▸ **Material shown**
---
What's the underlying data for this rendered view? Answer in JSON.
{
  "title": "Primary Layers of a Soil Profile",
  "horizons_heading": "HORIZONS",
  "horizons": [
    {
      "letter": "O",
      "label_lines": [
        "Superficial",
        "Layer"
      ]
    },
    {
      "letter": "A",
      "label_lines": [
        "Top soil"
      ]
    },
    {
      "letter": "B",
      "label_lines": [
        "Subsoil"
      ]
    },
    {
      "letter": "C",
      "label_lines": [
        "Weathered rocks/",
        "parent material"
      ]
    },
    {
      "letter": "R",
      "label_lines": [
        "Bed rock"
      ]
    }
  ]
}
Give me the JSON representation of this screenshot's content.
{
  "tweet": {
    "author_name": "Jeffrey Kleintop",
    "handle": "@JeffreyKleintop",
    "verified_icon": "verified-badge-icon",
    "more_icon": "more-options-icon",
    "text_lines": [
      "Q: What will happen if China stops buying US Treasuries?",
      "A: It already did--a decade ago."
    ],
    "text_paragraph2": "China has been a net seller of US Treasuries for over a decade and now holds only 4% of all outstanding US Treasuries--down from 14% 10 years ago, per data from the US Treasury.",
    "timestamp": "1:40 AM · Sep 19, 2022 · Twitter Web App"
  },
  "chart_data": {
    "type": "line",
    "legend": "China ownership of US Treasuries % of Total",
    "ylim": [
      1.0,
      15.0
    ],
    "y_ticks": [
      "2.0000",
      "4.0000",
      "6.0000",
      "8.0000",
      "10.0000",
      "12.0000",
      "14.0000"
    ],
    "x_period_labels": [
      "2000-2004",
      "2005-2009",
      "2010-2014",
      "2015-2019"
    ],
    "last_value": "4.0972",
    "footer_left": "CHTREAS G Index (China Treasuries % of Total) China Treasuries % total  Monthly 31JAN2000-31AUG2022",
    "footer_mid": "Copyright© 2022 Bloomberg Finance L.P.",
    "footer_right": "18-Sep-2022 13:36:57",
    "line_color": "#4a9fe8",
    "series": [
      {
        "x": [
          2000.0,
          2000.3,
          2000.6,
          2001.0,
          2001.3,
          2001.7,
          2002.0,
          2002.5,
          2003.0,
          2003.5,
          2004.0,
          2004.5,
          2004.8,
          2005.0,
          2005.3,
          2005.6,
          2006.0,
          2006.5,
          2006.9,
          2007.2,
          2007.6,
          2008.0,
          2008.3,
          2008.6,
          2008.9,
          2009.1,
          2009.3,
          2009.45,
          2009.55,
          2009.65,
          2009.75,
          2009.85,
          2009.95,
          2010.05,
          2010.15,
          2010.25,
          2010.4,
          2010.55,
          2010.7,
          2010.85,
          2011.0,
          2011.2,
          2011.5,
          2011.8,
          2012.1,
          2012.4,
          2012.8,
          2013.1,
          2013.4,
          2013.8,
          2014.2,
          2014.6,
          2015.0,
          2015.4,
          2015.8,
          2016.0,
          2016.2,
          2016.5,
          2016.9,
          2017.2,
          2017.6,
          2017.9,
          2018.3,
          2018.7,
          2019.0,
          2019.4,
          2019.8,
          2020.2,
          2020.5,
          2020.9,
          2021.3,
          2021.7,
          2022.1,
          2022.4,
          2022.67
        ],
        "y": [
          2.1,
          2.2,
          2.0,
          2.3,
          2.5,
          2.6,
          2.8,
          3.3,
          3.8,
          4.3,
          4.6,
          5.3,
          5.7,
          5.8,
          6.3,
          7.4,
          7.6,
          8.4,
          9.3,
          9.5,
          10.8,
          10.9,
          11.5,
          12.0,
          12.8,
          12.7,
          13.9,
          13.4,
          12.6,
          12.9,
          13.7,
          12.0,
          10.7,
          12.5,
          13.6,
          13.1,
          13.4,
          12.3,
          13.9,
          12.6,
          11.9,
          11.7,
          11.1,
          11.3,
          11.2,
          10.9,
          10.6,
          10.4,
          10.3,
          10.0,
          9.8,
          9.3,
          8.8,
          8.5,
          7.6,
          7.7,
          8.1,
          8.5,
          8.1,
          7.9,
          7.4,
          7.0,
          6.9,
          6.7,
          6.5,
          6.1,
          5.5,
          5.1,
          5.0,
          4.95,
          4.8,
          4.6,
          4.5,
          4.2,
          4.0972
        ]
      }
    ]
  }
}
---
▸ **Exercise aim**
Write out the material exactly as given.

▸ **Right answer**
What's the underlying data for this rendered view? Answer in JSON.
{
  "title": "Primary Layers of a Soil Profile",
  "horizons_heading": "HORIZONS",
  "horizons": [
    {
      "letter": "O",
      "label_lines": [
        "Superficial",
        "Layer"
      ]
    },
    {
      "letter": "A",
      "label_lines": [
        "Top soil"
      ]
    },
    {
      "letter": "B",
      "label_lines": [
        "Subsoil"
      ]
    },
    {
      "letter": "C",
      "label_lines": [
        "Weathered rocks/",
        "parent material"
      ]
    },
    {
      "letter": "R",
      "label_lines": [
        "Bed rock"
      ]
    }
  ]
}
Give me the JSON representation of this screenshot's content.
{
  "tweet": {
    "author_name": "Jeffrey Kleintop",
    "handle": "@JeffreyKleintop",
    "verified_icon": "verified-badge-icon",
    "more_icon": "more-options-icon",
    "text_lines": [
      "Q: What will happen if China stops buying US Treasuries?",
      "A: It already did--a decade ago."
    ],
    "text_paragraph2": "China has been a net seller of US Treasuries for over a decade and now holds only 4% of all outstanding US Treasuries--down from 14% 10 years ago, per data from the US Treasury.",
    "timestamp": "1:40 AM · Sep 19, 2022 · Twitter Web App"
  },
  "chart_data": {
    "type": "line",
    "legend": "China ownership of US Treasuries % of Total",
    "ylim": [
      1.0,
      15.0
    ],
    "y_ticks": [
      "2.0000",
      "4.0000",
      "6.0000",
      "8.0000",
      "10.0000",
      "12.0000",
      "14.0000"
    ],
    "x_period_labels": [
      "2000-2004",
      "2005-2009",
      "2010-2014",
      "2015-2019"
    ],
    "last_value": "4.0972",
    "footer_left": "CHTREAS G Index (China Treasuries % of Total) China Treasuries % total  Monthly 31JAN2000-31AUG2022",
    "footer_mid": "Copyright© 2022 Bloomberg Finance L.P.",
    "footer_right": "18-Sep-2022 13:36:57",
    "line_color": "#4a9fe8",
    "series": [
      {
        "x": [
          2000.0,
          2000.3,
          2000.6,
          2001.0,
          2001.3,
          2001.7,
          2002.0,
          2002.5,
          2003.0,
          2003.5,
          2004.0,
          2004.5,
          2004.8,
          2005.0,
          2005.3,
          2005.6,
          2006.0,
          2006.5,
          2006.9,
          2007.2,
          2007.6,
          2008.0,
          2008.3,
          2008.6,
          2008.9,
          2009.1,
          2009.3,
          2009.45,
          2009.55,
          2009.65,
          2009.75,
          2009.85,
          2009.95,
          2010.05,
          2010.15,
          2010.25,
          2010.4,
          2010.55,
          2010.7,
          2010.85,
          2011.0,
          2011.2,
          2011.5,
          2011.8,
          2012.1,
          2012.4,
          2012.8,
          2013.1,
          2013.4,
          2013.8,
          2014.2,
          2014.6,
          2015.0,
          2015.4,
          2015.8,
          2016.0,
          2016.2,
          2016.5,
          2016.9,
          2017.2,
          2017.6,
          2017.9,
          2018.3,
          2018.7,
          2019.0,
          2019.4,
          2019.8,
          2020.2,
          2020.5,
          2020.9,
          2021.3,
          2021.7,
          2022.1,
          2022.4,
          2022.67
        ],
        "y": [
          2.1,
          2.2,
          2.0,
          2.3,
          2.5,
          2.6,
          2.8,
          3.3,
          3.8,
          4.3,
          4.6,
          5.3,
          5.7,
          5.8,
          6.3,
          7.4,
          7.6,
          8.4,
          9.3,
          9.5,
          10.8,
          10.9,
          11.5,
          12.0,
          12.8,
          12.7,
          13.9,
          13.4,
          12.6,
          12.9,
          13.7,
          12.0,
          10.7,
          12.5,
          13.6,
          13.1,
          13.4,
          12.3,
          13.9,
          12.6,
          11.9,
          11.7,
          11.1,
          11.3,
          11.2,
          10.9,
          10.6,
          10.4,
          10.3,
          10.0,
          9.8,
          9.3,
          8.8,
          8.5,
          7.6,
          7.7,
          8.1,
          8.5,
          8.1,
          7.9,
          7.4,
          7.0,
          6.9,
          6.7,
          6.5,
          6.1,
          5.5,
          5.1,
          5.0,
          4.95,
          4.8,
          4.6,
          4.5,
          4.2,
          4.0972
        ]
      }
    ]
  }
}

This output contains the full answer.